§ **Written request**
Give the number of lines that include the string "name", nothing more.

§ **Records to process**
#####

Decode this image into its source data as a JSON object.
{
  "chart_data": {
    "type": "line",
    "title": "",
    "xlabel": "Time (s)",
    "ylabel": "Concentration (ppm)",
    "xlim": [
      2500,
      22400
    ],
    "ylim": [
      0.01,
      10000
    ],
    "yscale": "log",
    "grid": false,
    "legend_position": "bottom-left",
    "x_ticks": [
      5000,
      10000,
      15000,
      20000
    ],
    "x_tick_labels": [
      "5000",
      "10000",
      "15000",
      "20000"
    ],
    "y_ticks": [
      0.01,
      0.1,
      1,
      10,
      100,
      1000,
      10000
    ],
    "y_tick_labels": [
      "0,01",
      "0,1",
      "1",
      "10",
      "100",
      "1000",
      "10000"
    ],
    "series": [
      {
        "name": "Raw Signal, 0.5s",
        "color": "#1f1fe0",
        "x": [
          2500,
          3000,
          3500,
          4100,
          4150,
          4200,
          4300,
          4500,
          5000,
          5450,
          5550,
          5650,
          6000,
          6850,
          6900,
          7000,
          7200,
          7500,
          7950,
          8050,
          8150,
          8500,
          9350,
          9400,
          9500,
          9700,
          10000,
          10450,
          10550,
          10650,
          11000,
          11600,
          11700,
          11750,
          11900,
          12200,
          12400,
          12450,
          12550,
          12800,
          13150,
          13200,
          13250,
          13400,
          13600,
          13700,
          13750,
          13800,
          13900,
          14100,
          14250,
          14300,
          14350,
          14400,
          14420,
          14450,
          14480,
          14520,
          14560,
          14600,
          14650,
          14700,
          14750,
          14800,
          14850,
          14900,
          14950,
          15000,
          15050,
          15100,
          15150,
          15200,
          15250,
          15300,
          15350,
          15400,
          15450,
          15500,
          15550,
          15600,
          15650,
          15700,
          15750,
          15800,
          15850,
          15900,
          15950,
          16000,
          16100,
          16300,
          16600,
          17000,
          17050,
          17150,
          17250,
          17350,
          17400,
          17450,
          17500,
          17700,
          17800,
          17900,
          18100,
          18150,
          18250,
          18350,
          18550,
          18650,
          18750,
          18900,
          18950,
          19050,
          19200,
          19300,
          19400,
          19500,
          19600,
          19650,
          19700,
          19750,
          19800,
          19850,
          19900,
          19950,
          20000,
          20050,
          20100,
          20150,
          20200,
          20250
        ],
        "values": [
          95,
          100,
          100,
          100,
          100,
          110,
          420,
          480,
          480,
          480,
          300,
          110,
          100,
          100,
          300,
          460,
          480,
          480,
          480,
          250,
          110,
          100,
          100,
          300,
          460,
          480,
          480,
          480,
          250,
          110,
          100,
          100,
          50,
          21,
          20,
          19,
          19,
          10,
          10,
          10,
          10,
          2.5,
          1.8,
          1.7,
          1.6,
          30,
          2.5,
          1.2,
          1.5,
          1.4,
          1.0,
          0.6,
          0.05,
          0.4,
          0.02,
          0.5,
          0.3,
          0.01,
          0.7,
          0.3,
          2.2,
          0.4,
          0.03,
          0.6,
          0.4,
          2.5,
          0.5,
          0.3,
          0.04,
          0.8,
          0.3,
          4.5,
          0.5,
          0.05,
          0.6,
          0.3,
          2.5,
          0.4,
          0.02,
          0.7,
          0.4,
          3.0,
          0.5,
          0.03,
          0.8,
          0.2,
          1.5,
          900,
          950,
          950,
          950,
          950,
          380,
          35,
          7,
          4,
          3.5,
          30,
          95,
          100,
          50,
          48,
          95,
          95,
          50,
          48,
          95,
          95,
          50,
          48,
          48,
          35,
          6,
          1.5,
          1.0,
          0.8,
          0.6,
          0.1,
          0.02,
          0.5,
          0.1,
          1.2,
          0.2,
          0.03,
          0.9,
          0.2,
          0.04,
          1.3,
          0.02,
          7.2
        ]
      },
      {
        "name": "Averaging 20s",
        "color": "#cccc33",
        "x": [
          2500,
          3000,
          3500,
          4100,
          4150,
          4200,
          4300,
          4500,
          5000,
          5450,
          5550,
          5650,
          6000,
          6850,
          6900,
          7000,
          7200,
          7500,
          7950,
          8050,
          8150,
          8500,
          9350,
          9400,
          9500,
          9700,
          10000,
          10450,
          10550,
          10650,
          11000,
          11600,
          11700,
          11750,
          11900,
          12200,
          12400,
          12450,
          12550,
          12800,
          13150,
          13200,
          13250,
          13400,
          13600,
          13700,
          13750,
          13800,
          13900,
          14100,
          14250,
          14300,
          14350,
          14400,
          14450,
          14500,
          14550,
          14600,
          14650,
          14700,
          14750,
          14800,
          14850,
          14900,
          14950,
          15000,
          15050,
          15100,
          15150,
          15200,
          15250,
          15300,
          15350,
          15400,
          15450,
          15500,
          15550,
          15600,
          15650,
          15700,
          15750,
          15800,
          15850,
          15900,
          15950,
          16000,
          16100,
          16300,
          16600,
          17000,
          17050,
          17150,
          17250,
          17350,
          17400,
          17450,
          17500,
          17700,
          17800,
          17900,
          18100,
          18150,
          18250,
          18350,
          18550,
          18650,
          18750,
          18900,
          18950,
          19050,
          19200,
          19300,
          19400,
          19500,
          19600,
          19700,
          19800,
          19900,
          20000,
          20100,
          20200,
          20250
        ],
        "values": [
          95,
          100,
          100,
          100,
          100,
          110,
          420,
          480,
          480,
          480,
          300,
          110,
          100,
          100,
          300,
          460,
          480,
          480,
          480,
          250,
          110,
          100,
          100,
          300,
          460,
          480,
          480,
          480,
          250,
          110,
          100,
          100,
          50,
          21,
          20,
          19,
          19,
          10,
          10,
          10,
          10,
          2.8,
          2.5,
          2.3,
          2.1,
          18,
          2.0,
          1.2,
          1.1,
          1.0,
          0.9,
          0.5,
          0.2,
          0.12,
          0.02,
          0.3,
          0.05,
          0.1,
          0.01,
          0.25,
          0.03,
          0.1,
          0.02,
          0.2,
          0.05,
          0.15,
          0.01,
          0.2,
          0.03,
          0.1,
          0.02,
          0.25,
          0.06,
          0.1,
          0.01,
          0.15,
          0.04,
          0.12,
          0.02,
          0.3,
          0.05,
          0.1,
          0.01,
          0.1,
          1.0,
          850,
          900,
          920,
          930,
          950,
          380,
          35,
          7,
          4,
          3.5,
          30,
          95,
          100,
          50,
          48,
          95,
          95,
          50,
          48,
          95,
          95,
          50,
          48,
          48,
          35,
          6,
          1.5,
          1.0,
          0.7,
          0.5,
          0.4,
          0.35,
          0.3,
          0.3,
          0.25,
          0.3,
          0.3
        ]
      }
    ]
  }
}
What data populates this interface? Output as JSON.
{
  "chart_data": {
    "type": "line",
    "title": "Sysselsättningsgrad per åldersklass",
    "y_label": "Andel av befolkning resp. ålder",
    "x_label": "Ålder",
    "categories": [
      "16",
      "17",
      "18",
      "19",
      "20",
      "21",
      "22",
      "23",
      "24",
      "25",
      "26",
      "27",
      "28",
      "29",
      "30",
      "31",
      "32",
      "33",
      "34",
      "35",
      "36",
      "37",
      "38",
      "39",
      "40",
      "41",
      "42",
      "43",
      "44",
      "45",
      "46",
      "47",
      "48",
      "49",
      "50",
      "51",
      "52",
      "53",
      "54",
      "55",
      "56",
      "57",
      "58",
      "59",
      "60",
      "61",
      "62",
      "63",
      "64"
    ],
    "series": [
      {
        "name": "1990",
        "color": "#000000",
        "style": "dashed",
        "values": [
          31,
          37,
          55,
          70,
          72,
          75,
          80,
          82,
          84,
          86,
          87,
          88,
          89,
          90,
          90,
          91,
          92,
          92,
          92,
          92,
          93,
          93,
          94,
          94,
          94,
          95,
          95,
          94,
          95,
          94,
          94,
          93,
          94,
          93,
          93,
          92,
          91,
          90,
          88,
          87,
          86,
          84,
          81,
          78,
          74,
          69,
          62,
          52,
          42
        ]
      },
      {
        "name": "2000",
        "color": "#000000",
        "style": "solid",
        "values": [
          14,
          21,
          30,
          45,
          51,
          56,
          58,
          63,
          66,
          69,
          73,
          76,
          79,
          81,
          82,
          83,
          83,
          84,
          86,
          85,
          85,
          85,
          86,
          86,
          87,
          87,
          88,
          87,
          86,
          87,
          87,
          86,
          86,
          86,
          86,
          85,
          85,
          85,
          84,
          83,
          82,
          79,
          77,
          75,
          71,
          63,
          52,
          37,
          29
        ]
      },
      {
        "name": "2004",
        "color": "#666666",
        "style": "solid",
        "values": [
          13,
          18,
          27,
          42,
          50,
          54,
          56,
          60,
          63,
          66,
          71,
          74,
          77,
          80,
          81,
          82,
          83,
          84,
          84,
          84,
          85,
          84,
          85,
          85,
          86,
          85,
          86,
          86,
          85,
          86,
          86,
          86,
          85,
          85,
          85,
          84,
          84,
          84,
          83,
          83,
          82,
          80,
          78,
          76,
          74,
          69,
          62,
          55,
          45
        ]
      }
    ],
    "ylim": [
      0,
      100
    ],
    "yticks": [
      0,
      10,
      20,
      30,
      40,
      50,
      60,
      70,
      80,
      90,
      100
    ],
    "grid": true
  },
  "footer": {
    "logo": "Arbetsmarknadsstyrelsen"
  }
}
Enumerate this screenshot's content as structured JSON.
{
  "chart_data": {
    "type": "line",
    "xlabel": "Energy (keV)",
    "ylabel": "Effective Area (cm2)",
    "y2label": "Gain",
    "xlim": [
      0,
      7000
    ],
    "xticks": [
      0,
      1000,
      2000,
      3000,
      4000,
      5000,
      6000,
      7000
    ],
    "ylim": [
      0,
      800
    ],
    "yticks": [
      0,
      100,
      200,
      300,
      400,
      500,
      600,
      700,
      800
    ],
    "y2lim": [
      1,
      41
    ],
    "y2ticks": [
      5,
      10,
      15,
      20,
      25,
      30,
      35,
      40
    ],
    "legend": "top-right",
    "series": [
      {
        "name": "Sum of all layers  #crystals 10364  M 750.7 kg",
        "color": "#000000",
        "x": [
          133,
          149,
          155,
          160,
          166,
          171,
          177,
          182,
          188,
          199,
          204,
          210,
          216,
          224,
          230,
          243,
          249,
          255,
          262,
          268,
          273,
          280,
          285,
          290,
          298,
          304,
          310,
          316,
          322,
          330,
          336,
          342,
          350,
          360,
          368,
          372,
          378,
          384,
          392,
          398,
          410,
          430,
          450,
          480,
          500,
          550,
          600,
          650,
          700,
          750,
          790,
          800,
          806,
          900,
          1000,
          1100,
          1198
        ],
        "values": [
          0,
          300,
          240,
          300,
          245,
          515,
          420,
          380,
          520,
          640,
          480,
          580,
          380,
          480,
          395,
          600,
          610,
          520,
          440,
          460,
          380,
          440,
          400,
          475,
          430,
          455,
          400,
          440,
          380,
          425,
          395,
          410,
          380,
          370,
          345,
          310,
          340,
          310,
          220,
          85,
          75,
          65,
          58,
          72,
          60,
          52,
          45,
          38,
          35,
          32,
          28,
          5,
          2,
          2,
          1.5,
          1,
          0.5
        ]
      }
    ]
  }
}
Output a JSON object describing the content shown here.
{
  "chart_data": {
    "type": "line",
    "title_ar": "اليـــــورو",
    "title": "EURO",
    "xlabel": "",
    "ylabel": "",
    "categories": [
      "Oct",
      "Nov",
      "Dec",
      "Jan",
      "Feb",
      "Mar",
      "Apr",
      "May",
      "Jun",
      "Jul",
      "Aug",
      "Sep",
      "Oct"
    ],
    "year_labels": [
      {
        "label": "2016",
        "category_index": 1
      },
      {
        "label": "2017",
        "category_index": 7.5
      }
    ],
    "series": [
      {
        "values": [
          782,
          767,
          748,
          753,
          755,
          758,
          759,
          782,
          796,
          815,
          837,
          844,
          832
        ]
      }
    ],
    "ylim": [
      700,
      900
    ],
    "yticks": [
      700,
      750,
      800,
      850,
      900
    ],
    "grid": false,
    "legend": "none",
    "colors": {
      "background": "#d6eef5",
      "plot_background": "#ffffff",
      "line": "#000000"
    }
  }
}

#####

§ **Answer to the problem**
6